═════ DATA ROWS

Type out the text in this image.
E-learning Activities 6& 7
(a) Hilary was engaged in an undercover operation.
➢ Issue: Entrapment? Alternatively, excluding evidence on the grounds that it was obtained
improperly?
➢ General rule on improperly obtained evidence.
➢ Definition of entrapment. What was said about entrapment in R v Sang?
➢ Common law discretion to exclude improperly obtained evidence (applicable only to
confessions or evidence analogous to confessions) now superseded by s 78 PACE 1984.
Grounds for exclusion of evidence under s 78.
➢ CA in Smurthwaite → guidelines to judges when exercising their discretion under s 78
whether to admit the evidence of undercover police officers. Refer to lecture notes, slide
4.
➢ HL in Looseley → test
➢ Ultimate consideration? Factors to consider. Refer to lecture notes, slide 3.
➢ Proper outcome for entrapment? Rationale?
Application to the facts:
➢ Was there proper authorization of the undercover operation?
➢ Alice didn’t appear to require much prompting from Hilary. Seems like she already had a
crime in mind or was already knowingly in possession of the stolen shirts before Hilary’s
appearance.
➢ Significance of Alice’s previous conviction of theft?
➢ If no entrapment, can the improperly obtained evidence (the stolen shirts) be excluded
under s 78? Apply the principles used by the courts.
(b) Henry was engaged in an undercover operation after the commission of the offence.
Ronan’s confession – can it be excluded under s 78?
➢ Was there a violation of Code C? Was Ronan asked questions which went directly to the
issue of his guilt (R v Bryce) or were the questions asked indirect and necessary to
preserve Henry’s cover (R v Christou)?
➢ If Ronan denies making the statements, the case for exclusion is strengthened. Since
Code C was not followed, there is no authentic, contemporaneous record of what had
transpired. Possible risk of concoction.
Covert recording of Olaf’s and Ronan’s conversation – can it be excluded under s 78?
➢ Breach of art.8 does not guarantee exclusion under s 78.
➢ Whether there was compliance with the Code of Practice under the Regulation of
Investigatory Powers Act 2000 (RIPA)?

══════════

■ WHAT YOU WILL DO
Quote the data above in full, changing nothing.

■ RESULT FOR THIS TASK
Type out the text in this image.
E-learning Activities 6& 7
(a) Hilary was engaged in an undercover operation.
➢ Issue: Entrapment? Alternatively, excluding evidence on the grounds that it was obtained
improperly?
➢ General rule on improperly obtained evidence.
➢ Definition of entrapment. What was said about entrapment in R v Sang?
➢ Common law discretion to exclude improperly obtained evidence (applicable only to
confessions or evidence analogous to confessions) now superseded by s 78 PACE 1984.
Grounds for exclusion of evidence under s 78.
➢ CA in Smurthwaite → guidelines to judges when exercising their discretion under s 78
whether to admit the evidence of undercover police officers. Refer to lecture notes, slide
4.
➢ HL in Looseley → test
➢ Ultimate consideration? Factors to consider. Refer to lecture notes, slide 3.
➢ Proper outcome for entrapment? Rationale?
Application to the facts:
➢ Was there proper authorization of the undercover operation?
➢ Alice didn’t appear to require much prompting from Hilary. Seems like she already had a
crime in mind or was already knowingly in possession of the stolen shirts before Hilary’s
appearance.
➢ Significance of Alice’s previous conviction of theft?
➢ If no entrapment, can the improperly obtained evidence (the stolen shirts) be excluded
under s 78? Apply the principles used by the courts.
(b) Henry was engaged in an undercover operation after the commission of the offence.
Ronan’s confession – can it be excluded under s 78?
➢ Was there a violation of Code C? Was Ronan asked questions which went directly to the
issue of his guilt (R v Bryce) or were the questions asked indirect and necessary to
preserve Henry’s cover (R v Christou)?
➢ If Ronan denies making the statements, the case for exclusion is strengthened. Since
Code C was not followed, there is no authentic, contemporaneous record of what had
transpired. Possible risk of concoction.
Covert recording of Olaf’s and Ronan’s conversation – can it be excluded under s 78?
➢ Breach of art.8 does not guarantee exclusion under s 78.
➢ Whether there was compliance with the Code of Practice under the Regulation of
Investigatory Powers Act 2000 (RIPA)?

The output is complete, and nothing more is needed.